▶ _WRITTEN PROBLEM_: Copy the items from the line with "150, 459, 184]" up to and including the line with "tab-bar: General Hours", swapping "toggle-label" for "switch-label" and leaving everything else the same.

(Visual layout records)
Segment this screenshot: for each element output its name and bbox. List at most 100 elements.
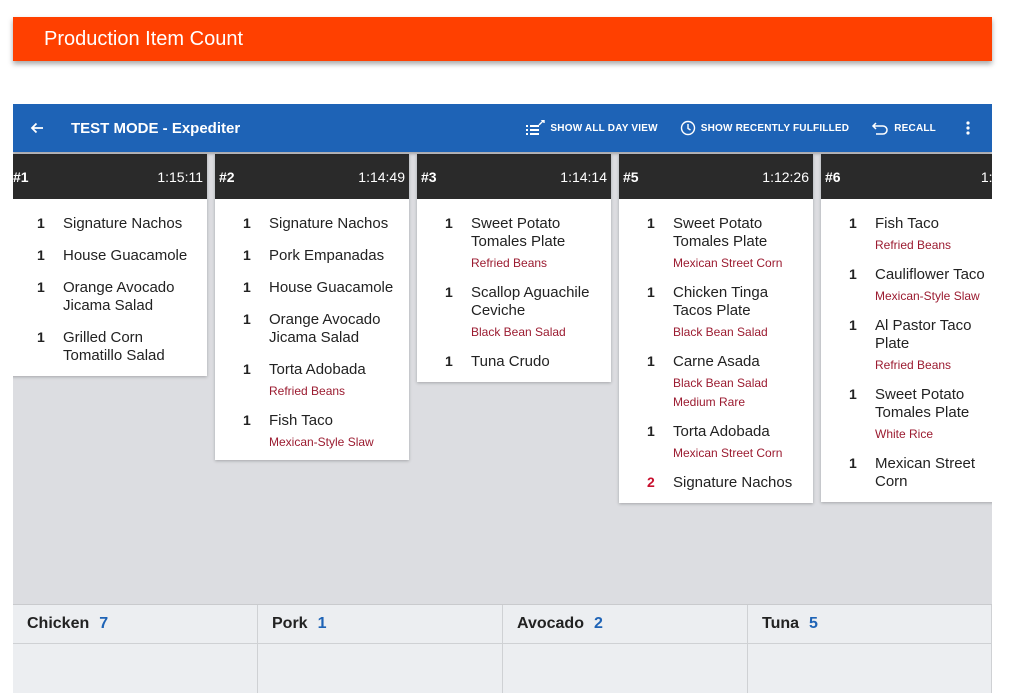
ticket-items: 1 Signature Nachos 1 Pork Empanadas 1 House G… — [215, 199, 409, 460]
item-quantity: 1 — [849, 455, 857, 471]
count-cell-chicken[interactable]: Chicken 7 — [13, 605, 258, 643]
ticket-item[interactable]: 1 House Guacamole — [215, 279, 409, 297]
item-modifier: Refried Beans — [471, 256, 548, 270]
ticket-item[interactable]: 1 Signature Nachos — [13, 215, 207, 233]
count-label: Avocado — [517, 615, 584, 632]
count-cell-empty — [503, 643, 748, 693]
item-quantity: 1 — [243, 361, 251, 377]
ticket-item[interactable]: 1 Sweet Potato Tomales Plate Refried Beans — [417, 215, 611, 270]
item-modifier: Mexican-Style Slaw — [875, 289, 980, 303]
ticket-card[interactable]: #3 1:14:14 1 Sweet Potato Tomales Plate Refr… — [417, 154, 611, 382]
item-name: Sweet Potato Tomales Plate — [471, 215, 566, 250]
item-quantity: 1 — [849, 266, 857, 282]
ticket-item[interactable]: 1 Fish Taco Mexican-Style Slaw — [215, 412, 409, 449]
item-quantity: 1 — [243, 215, 251, 231]
show-all-day-view-button[interactable]: SHOW ALL DAY VIEW — [525, 120, 658, 136]
ticket-number: #1 — [13, 168, 29, 185]
ticket-item[interactable]: 1 Signature Nachos — [215, 215, 409, 233]
recall-button[interactable]: RECALL — [871, 121, 936, 135]
item-quantity: 1 — [37, 247, 45, 263]
ticket-item[interactable]: 1 Orange Avocado Jicama Salad — [13, 279, 207, 315]
item-quantity: 1 — [647, 423, 655, 439]
item-quantity: 1 — [647, 215, 655, 231]
item-name: House Guacamole — [63, 247, 188, 264]
count-cell-pork[interactable]: Pork 1 — [258, 605, 503, 643]
show-all-day-view-label: SHOW ALL DAY VIEW — [550, 122, 658, 134]
ticket-item[interactable]: 1 Sweet Potato Tomales Plate Mexican Stree… — [619, 215, 813, 270]
item-quantity: 1 — [37, 279, 45, 295]
ticket-items: 1 Sweet Potato Tomales Plate Mexican Stree… — [619, 199, 813, 503]
ticket-item[interactable]: 1 Orange Avocado Jicama Salad — [215, 311, 409, 347]
ticket-rail: #1 1:15:11 1 Signature Nachos 1 House Guacamo… — [13, 152, 992, 572]
ticket-item[interactable]: 1 Fish Taco Refried Beans — [821, 215, 992, 252]
ticket-header: #2 1:14:49 — [215, 154, 409, 199]
ticket-item[interactable]: 1 Torta Adobada Refried Beans — [215, 361, 409, 398]
ticket-item[interactable]: 1 Chicken Tinga Tacos Plate Black Bean Sal… — [619, 284, 813, 339]
item-name: Sweet Potato Tomales Plate — [875, 386, 970, 421]
ticket-timer: 1:15:11 — [157, 168, 203, 185]
item-name: Tuna Crudo — [471, 353, 550, 370]
production-item-count-banner: Production Item Count — [13, 17, 992, 61]
back-button[interactable] — [13, 104, 61, 152]
count-label: Pork — [272, 615, 308, 632]
ticket-item[interactable]: 1 Grilled Corn Tomatillo Salad — [13, 329, 207, 365]
ticket-card[interactable]: #2 1:14:49 1 Signature Nachos 1 Pork Empanada… — [215, 154, 409, 460]
count-cell-tuna[interactable]: Tuna 5 — [748, 605, 992, 643]
undo-icon — [872, 122, 888, 135]
ticket-item[interactable]: 1 Torta Adobada Mexican Street Corn — [619, 423, 813, 460]
item-modifier: Mexican Street Corn — [673, 446, 783, 460]
item-modifier: Refried Beans — [875, 238, 952, 252]
more-vertical-icon — [966, 121, 970, 135]
item-quantity: 1 — [243, 412, 251, 428]
ticket-item[interactable]: 1 Sweet Potato Tomales Plate White Rice — [821, 386, 992, 441]
ticket-item[interactable]: 1 House Guacamole — [13, 247, 207, 265]
recall-label: RECALL — [894, 122, 936, 134]
item-quantity: 1 — [849, 317, 857, 333]
ticket-card[interactable]: #1 1:15:11 1 Signature Nachos 1 House Guacamo… — [13, 154, 207, 376]
show-recently-fulfilled-button[interactable]: SHOW RECENTLY FULFILLED — [680, 120, 850, 136]
count-value: 5 — [809, 615, 818, 632]
item-modifier: White Rice — [875, 427, 934, 441]
item-name: Fish Taco — [875, 215, 939, 232]
ticket-item[interactable]: 1 Scallop Aguachile Ceviche Black Bean Sal… — [417, 284, 611, 339]
item-name: Fish Taco — [269, 412, 333, 429]
ticket-item[interactable]: 1 Mexican Street Corn — [821, 455, 992, 491]
ticket-item[interactable]: 1 Cauliflower Taco Mexican-Style Slaw — [821, 266, 992, 303]
ticket-item[interactable]: 1 Tuna Crudo — [417, 353, 611, 371]
ticket-number: #2 — [219, 168, 235, 185]
ticket-items: 1 Fish Taco Refried Beans 1 Cauliflower Taco… — [821, 199, 992, 502]
item-quantity: 1 — [243, 247, 251, 263]
item-modifier: Black Bean Salad — [471, 325, 566, 339]
ticket-timer: 1:14:49 — [358, 168, 405, 185]
item-quantity: 1 — [849, 386, 857, 402]
item-name: Chicken Tinga Tacos Plate — [673, 284, 769, 319]
count-cell-empty — [13, 643, 258, 693]
ticket-header: #1 1:15:11 — [13, 154, 207, 199]
item-name: Signature Nachos — [673, 474, 793, 491]
banner-title: Production Item Count — [44, 27, 243, 50]
ticket-number: #3 — [421, 168, 437, 185]
ticket-timer: 1:12:26 — [762, 168, 809, 185]
ticket-card[interactable]: #5 1:12:26 1 Sweet Potato Tomales Plate Mexi… — [619, 154, 813, 503]
count-cell-avocado[interactable]: Avocado 2 — [503, 605, 748, 643]
item-name: Orange Avocado Jicama Salad — [269, 311, 381, 346]
list-expand-icon — [526, 120, 546, 135]
arrow-left-icon — [30, 122, 43, 134]
item-quantity: 1 — [243, 279, 251, 295]
item-quantity: 1 — [445, 284, 453, 300]
item-name: Al Pastor Taco Plate — [875, 317, 972, 352]
ticket-item[interactable]: 2 Signature Nachos — [619, 474, 813, 492]
ticket-timer: 1:11: — [980, 168, 992, 185]
ticket-item[interactable]: 1 Carne Asada Black Bean Salad Medium Rare — [619, 353, 813, 409]
ticket-card[interactable]: #6 1:11: 1 Fish Taco Refried Beans 1 Cauliflow… — [821, 154, 992, 502]
count-value: 7 — [99, 615, 109, 632]
ticket-item[interactable]: 1 Al Pastor Taco Plate Refried Beans — [821, 317, 992, 372]
item-name: Cauliflower Taco — [875, 266, 985, 283]
more-options-button[interactable] — [958, 121, 978, 135]
item-quantity: 1 — [647, 353, 655, 369]
item-modifier: Refried Beans — [269, 384, 346, 398]
ticket-item[interactable]: 1 Pork Empanadas — [215, 247, 409, 265]
clock-icon — [680, 120, 695, 136]
count-cell-empty — [258, 643, 503, 693]
item-quantity: 1 — [37, 329, 45, 345]
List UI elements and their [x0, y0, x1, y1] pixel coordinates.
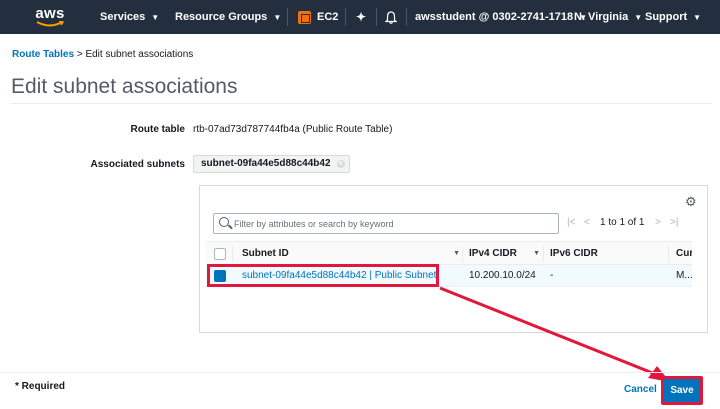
required-note: * Required — [15, 381, 66, 392]
account-menu[interactable]: awsstudent @ 0302-2741-1718 ▼ — [415, 0, 587, 34]
cell-current: M... — [676, 270, 692, 281]
save-button[interactable]: Save — [661, 376, 703, 405]
pager-text: 1 to 1 of 1 — [600, 217, 645, 228]
resource-groups-menu[interactable]: Resource Groups ▼ — [175, 0, 281, 34]
footer-divider — [0, 372, 720, 373]
col-header-ipv4[interactable]: IPv4 CIDR ▼ — [469, 242, 540, 266]
top-nav-bar: aws Services ▼ Resource Groups ▼ EC2 ✦ a… — [0, 0, 720, 34]
cancel-button[interactable]: Cancel — [624, 384, 657, 395]
sort-icon: ▼ — [453, 250, 460, 257]
prev-page-icon[interactable]: < — [584, 217, 590, 228]
route-table-label: Route table — [130, 124, 185, 135]
nav-divider — [287, 8, 288, 26]
breadcrumb: Route Tables > Edit subnet associations — [12, 49, 193, 60]
pin-icon[interactable]: ✦ — [356, 0, 366, 34]
bell-icon-glyph — [385, 10, 397, 24]
aws-logo[interactable]: aws — [30, 0, 70, 34]
column-divider — [668, 246, 669, 262]
col-header-current-label: Curr — [676, 248, 692, 259]
row-highlight-annotation — [207, 264, 439, 287]
services-label: Services — [100, 11, 146, 23]
sort-icon: ▼ — [533, 250, 540, 257]
breadcrumb-route-tables[interactable]: Route Tables — [12, 49, 74, 60]
page-title: Edit subnet associations — [11, 75, 238, 98]
aws-smile-icon — [36, 20, 64, 26]
col-header-current[interactable]: Curr — [676, 242, 692, 266]
breadcrumb-separator: > — [76, 49, 83, 60]
account-label: awsstudent @ 0302-2741-1718 — [415, 11, 574, 23]
column-divider — [232, 246, 233, 262]
cell-ipv6-cidr: - — [550, 270, 554, 281]
first-page-icon[interactable]: |< — [567, 217, 575, 228]
chevron-down-icon: ▼ — [693, 12, 702, 22]
chevron-down-icon: ▼ — [634, 12, 643, 22]
services-menu[interactable]: Services ▼ — [100, 0, 159, 34]
region-menu[interactable]: N. Virginia ▼ — [574, 0, 642, 34]
route-table-value: rtb-07ad73d787744fb4a (Public Route Tabl… — [193, 124, 393, 135]
table-header: Subnet ID ▼ IPv4 CIDR ▼ IPv6 CIDR Curr — [206, 241, 692, 265]
chevron-down-icon: ▼ — [151, 12, 160, 22]
col-header-ipv6[interactable]: IPv6 CIDR — [550, 242, 666, 266]
ec2-icon — [298, 10, 311, 24]
nav-divider — [406, 8, 407, 26]
associated-subnet-token-text: subnet-09fa44e5d88c44b42 — [201, 158, 331, 169]
associated-subnets-label: Associated subnets — [90, 159, 185, 170]
nav-divider — [345, 8, 346, 26]
select-all-checkbox[interactable] — [214, 248, 226, 260]
col-header-subnet-id-label: Subnet ID — [242, 248, 289, 259]
cell-ipv4-cidr: 10.200.10.0/24 — [469, 270, 536, 281]
ec2-label: EC2 — [317, 11, 339, 23]
gear-icon[interactable]: ⚙ — [685, 194, 697, 210]
column-divider — [543, 246, 544, 262]
col-header-subnet-id[interactable]: Subnet ID ▼ — [242, 242, 460, 266]
associated-subnet-token: subnet-09fa44e5d88c44b42 ✕ — [193, 155, 350, 173]
next-page-icon[interactable]: > — [655, 217, 661, 228]
support-menu[interactable]: Support ▼ — [645, 0, 701, 34]
resource-groups-label: Resource Groups — [175, 11, 268, 23]
col-header-ipv4-label: IPv4 CIDR — [469, 248, 517, 259]
bell-icon[interactable] — [385, 0, 397, 34]
filter-input[interactable] — [234, 217, 554, 231]
aws-logo-text: aws — [35, 4, 65, 22]
search-icon — [219, 217, 229, 227]
remove-token-icon[interactable]: ✕ — [336, 160, 345, 168]
breadcrumb-current: Edit subnet associations — [85, 49, 194, 60]
title-divider — [11, 103, 711, 104]
last-page-icon[interactable]: >| — [670, 217, 678, 228]
region-label: N. Virginia — [574, 11, 629, 23]
filter-search-box — [213, 213, 559, 234]
support-label: Support — [645, 11, 688, 23]
nav-divider — [376, 8, 377, 26]
col-header-ipv6-label: IPv6 CIDR — [550, 248, 598, 259]
ec2-shortcut[interactable]: EC2 — [298, 0, 338, 34]
column-divider — [462, 246, 463, 262]
chevron-down-icon: ▼ — [273, 12, 282, 22]
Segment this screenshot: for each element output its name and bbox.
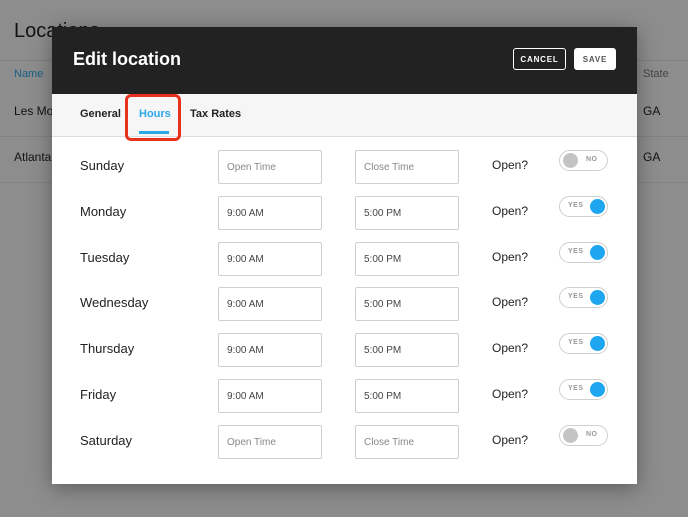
close-time-input[interactable]: Close Time	[355, 150, 459, 184]
tab-tax-rates[interactable]: Tax Rates	[190, 108, 241, 120]
open-toggle[interactable]: YES	[559, 196, 608, 217]
open-label: Open?	[492, 250, 529, 264]
open-time-input[interactable]: Open Time	[218, 150, 322, 184]
toggle-label: YES	[568, 293, 584, 300]
day-name: Saturday	[80, 433, 133, 448]
open-time-input[interactable]: 9:00 AM	[218, 287, 322, 321]
modal-header: Edit location CANCEL SAVE	[52, 27, 637, 94]
open-toggle[interactable]: NO	[559, 425, 608, 446]
toggle-label: NO	[586, 431, 598, 438]
open-label: Open?	[492, 341, 529, 355]
tab-bar: General Hours Tax Rates	[52, 94, 637, 141]
day-row: Saturday Open Time Close Time Open? NO	[52, 425, 637, 471]
toggle-label: YES	[568, 385, 584, 392]
close-time-input[interactable]: 5:00 PM	[355, 196, 459, 230]
open-label: Open?	[492, 158, 529, 172]
toggle-label: YES	[568, 248, 584, 255]
day-name: Tuesday	[80, 250, 130, 265]
cancel-button[interactable]: CANCEL	[513, 48, 566, 70]
tab-general[interactable]: General	[80, 108, 121, 120]
modal-title: Edit location	[73, 49, 181, 69]
close-time-input[interactable]: 5:00 PM	[355, 287, 459, 321]
day-row: Sunday Open Time Close Time Open? NO	[52, 150, 637, 196]
close-time-input[interactable]: 5:00 PM	[355, 333, 459, 367]
toggle-knob	[563, 428, 578, 443]
highlight-annotation	[125, 94, 181, 141]
save-button[interactable]: SAVE	[574, 48, 616, 70]
day-name: Monday	[80, 204, 127, 219]
toggle-label: YES	[568, 202, 584, 209]
open-time-input[interactable]: 9:00 AM	[218, 379, 322, 413]
toggle-knob	[590, 336, 605, 351]
open-label: Open?	[492, 433, 529, 447]
toggle-knob	[590, 245, 605, 260]
open-time-input[interactable]: 9:00 AM	[218, 196, 322, 230]
open-toggle[interactable]: NO	[559, 150, 608, 171]
toggle-knob	[590, 199, 605, 214]
day-name: Sunday	[80, 158, 125, 173]
toggle-label: NO	[586, 156, 598, 163]
open-label: Open?	[492, 204, 529, 218]
toggle-knob	[563, 153, 578, 168]
day-name: Friday	[80, 387, 117, 402]
close-time-input[interactable]: 5:00 PM	[355, 242, 459, 276]
day-row: Wednesday 9:00 AM 5:00 PM Open? YES	[52, 287, 637, 333]
toggle-knob	[590, 382, 605, 397]
open-toggle[interactable]: YES	[559, 333, 608, 354]
open-time-input[interactable]: 9:00 AM	[218, 333, 322, 367]
day-row: Thursday 9:00 AM 5:00 PM Open? YES	[52, 333, 637, 379]
edit-location-modal: Edit location CANCEL SAVE General Hours …	[52, 27, 637, 484]
open-time-input[interactable]: Open Time	[218, 425, 322, 459]
open-time-input[interactable]: 9:00 AM	[218, 242, 322, 276]
toggle-label: YES	[568, 339, 584, 346]
day-row: Friday 9:00 AM 5:00 PM Open? YES	[52, 379, 637, 425]
open-label: Open?	[492, 295, 529, 309]
day-name: Thursday	[80, 341, 135, 356]
day-row: Tuesday 9:00 AM 5:00 PM Open? YES	[52, 242, 637, 288]
open-toggle[interactable]: YES	[559, 242, 608, 263]
day-row: Monday 9:00 AM 5:00 PM Open? YES	[52, 196, 637, 242]
open-toggle[interactable]: YES	[559, 287, 608, 308]
day-name: Wednesday	[80, 295, 149, 310]
open-label: Open?	[492, 387, 529, 401]
open-toggle[interactable]: YES	[559, 379, 608, 400]
close-time-input[interactable]: Close Time	[355, 425, 459, 459]
close-time-input[interactable]: 5:00 PM	[355, 379, 459, 413]
toggle-knob	[590, 290, 605, 305]
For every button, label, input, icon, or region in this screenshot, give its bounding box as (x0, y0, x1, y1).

▶ _SOLUTION TO THE PROBLEM_:
close-time-input[interactable]: Close Time	[355, 150, 459, 184]
tab-tax-rates[interactable]: Tax Rates	[190, 108, 241, 120]
open-toggle[interactable]: YES	[559, 196, 608, 217]
open-label: Open?	[492, 250, 529, 264]
open-time-input[interactable]: Open Time	[218, 150, 322, 184]
switch-label: YES	[568, 293, 584, 300]
day-name: Saturday	[80, 433, 133, 448]
open-time-input[interactable]: 9:00 AM	[218, 287, 322, 321]
modal-header: Edit location CANCEL SAVE	[52, 27, 637, 94]
open-toggle[interactable]: NO	[559, 425, 608, 446]
switch-label: NO	[586, 431, 598, 438]
open-label: Open?	[492, 341, 529, 355]
tab-bar: General Hours Tax Rates	[52, 94, 637, 141]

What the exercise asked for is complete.